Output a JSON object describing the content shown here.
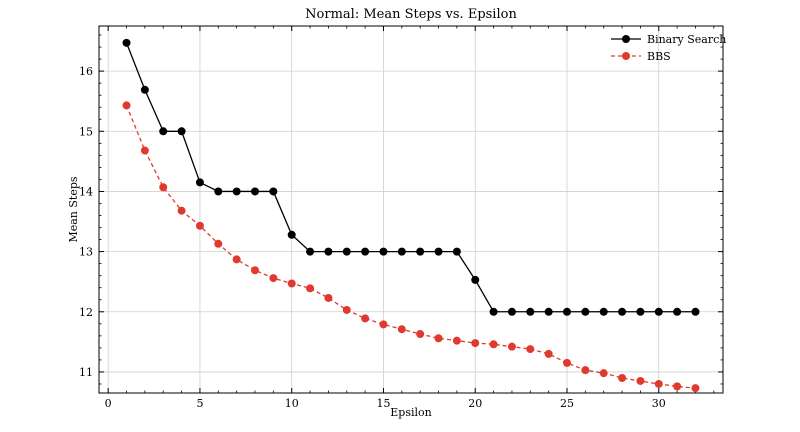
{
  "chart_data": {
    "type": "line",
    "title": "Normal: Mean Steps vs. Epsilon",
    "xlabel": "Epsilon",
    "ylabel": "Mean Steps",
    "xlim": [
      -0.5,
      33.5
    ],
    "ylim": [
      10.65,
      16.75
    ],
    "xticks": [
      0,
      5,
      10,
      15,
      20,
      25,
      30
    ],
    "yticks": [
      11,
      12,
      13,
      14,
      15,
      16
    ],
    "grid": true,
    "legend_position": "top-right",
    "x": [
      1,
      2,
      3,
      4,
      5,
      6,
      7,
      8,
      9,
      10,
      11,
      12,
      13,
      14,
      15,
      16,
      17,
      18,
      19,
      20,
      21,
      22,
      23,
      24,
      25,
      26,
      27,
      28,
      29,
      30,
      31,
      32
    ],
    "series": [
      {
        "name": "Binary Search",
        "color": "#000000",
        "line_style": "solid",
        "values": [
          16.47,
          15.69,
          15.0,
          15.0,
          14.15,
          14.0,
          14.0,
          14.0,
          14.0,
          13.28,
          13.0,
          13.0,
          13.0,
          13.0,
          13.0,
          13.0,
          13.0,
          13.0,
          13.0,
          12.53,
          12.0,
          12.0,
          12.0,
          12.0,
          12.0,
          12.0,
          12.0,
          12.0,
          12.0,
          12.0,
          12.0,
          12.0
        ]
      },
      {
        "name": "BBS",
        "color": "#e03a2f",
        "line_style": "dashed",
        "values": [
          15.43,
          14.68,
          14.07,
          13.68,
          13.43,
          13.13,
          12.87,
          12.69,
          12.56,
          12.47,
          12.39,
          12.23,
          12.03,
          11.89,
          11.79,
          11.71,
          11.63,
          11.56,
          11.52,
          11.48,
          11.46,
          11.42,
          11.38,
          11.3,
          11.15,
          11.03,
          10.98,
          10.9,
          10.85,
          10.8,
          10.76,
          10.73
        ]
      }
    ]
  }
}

..........

Say how many lines in the entries contain the string "Mean", and say nothing else.

2